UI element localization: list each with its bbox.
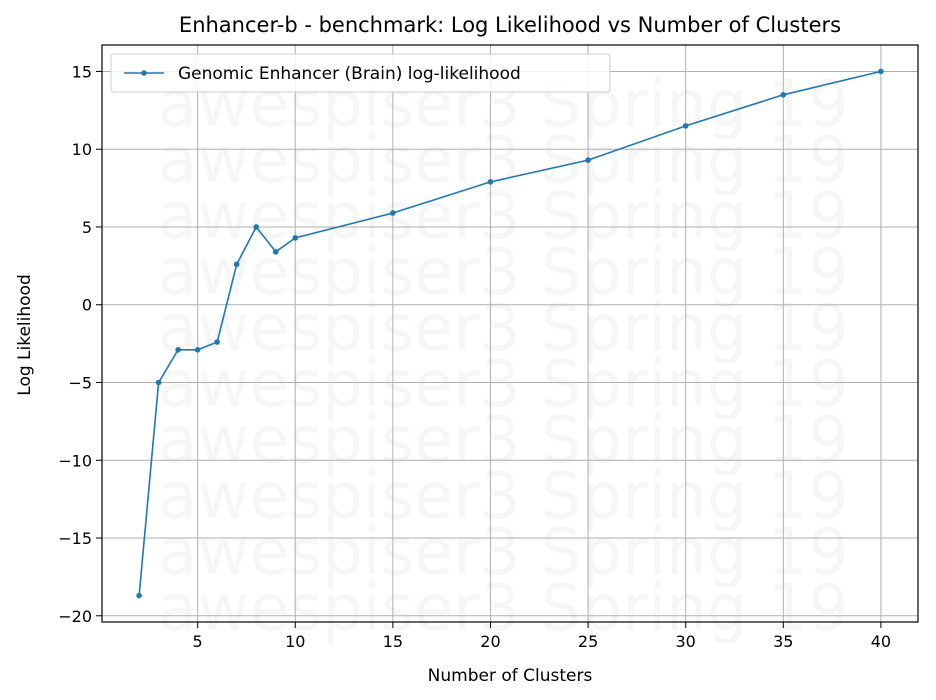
data-point [390, 210, 396, 216]
y-tick-label: 15 [72, 62, 92, 81]
watermark-text: awespiser3 Spring 19 [158, 572, 849, 646]
x-tick-label: 5 [193, 632, 203, 651]
x-ticks: 5 10 15 20 25 30 35 40 [193, 622, 891, 651]
y-tick-label: −5 [68, 373, 92, 392]
series-layer [136, 68, 884, 599]
x-tick-label: 20 [480, 632, 500, 651]
x-tick-label: 15 [383, 632, 403, 651]
x-tick-label: 30 [676, 632, 696, 651]
data-point [194, 347, 201, 353]
grid [102, 45, 918, 622]
data-point [780, 91, 787, 98]
data-point [155, 379, 162, 386]
legend-label: Genomic Enhancer (Brain) log-likelihood [178, 64, 521, 84]
x-axis-label: Number of Clusters [428, 666, 593, 686]
legend-marker [141, 70, 147, 76]
y-axis-label: Log Likelihood [15, 274, 35, 395]
y-tick-label: −10 [58, 451, 92, 470]
legend: Genomic Enhancer (Brain) log-likelihood [110, 53, 611, 93]
x-tick-label: 10 [285, 632, 305, 651]
x-tick-label: 25 [578, 632, 598, 651]
plot-frame [101, 44, 919, 623]
y-tick-label: 10 [72, 140, 92, 159]
x-tick-label: 40 [871, 632, 891, 651]
data-point [682, 123, 689, 129]
data-point [253, 224, 260, 230]
y-ticks: −20 −15 −10 −5 0 5 10 15 [58, 62, 102, 626]
data-point [272, 249, 279, 255]
legend-box [110, 53, 611, 93]
data-point [878, 68, 884, 75]
y-tick-label: 5 [82, 218, 92, 237]
data-point [214, 339, 220, 345]
data-point [136, 592, 142, 599]
data-point [175, 347, 181, 353]
data-point [292, 235, 299, 241]
y-tick-label: 0 [82, 296, 92, 315]
x-tick-label: 35 [773, 632, 793, 651]
y-tick-label: −20 [58, 607, 92, 626]
data-point [585, 157, 591, 163]
data-point [487, 179, 494, 185]
chart-title: Enhancer-b - benchmark: Log Likelihood v… [179, 13, 841, 37]
data-point [233, 261, 240, 268]
y-tick-label: −15 [58, 529, 92, 548]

════════════════

* **Aim of the exercise**:
Write out the whole listing exactly. Do not include the pictures.

* **Answer box**:
UI element localization: list each with its bbox.
data-point [390, 210, 396, 216]
y-tick-label: 15 [72, 62, 92, 81]
watermark-text: awespiser3 Spring 19 [158, 572, 849, 646]
x-tick-label: 5 [193, 632, 203, 651]
x-ticks: 5 10 15 20 25 30 35 40 [193, 622, 891, 651]
y-tick-label: −5 [68, 373, 92, 392]
series-layer [136, 68, 884, 599]
x-tick-label: 20 [480, 632, 500, 651]
x-tick-label: 15 [383, 632, 403, 651]
x-tick-label: 30 [676, 632, 696, 651]
data-point [194, 347, 201, 353]
grid [102, 45, 918, 622]
data-point [780, 91, 787, 98]
data-point [155, 379, 162, 386]
legend-label: Genomic Enhancer (Brain) log-likelihood [178, 64, 521, 84]
x-axis-label: Number of Clusters [428, 666, 593, 686]
legend-marker [141, 70, 147, 76]
y-axis-label: Log Likelihood [15, 274, 35, 395]
y-tick-label: −10 [58, 451, 92, 470]
legend: Genomic Enhancer (Brain) log-likelihood [110, 53, 611, 93]
x-tick-label: 10 [285, 632, 305, 651]
x-tick-label: 25 [578, 632, 598, 651]
plot-frame [101, 44, 919, 623]
y-tick-label: 10 [72, 140, 92, 159]
x-tick-label: 40 [871, 632, 891, 651]
data-point [682, 123, 689, 129]
data-point [253, 224, 260, 230]
y-ticks: −20 −15 −10 −5 0 5 10 15 [58, 62, 102, 626]
data-point [272, 249, 279, 255]
legend-box [110, 53, 611, 93]
data-point [878, 68, 884, 75]
y-tick-label: 5 [82, 218, 92, 237]
data-point [214, 339, 220, 345]
data-point [136, 592, 142, 599]
data-point [175, 347, 181, 353]
data-point [292, 235, 299, 241]
y-tick-label: 0 [82, 296, 92, 315]
x-tick-label: 35 [773, 632, 793, 651]
y-tick-label: −20 [58, 607, 92, 626]
data-point [585, 157, 591, 163]
data-point [487, 179, 494, 185]
chart-title: Enhancer-b - benchmark: Log Likelihood v… [179, 13, 841, 37]
data-point [233, 261, 240, 268]
y-tick-label: −15 [58, 529, 92, 548]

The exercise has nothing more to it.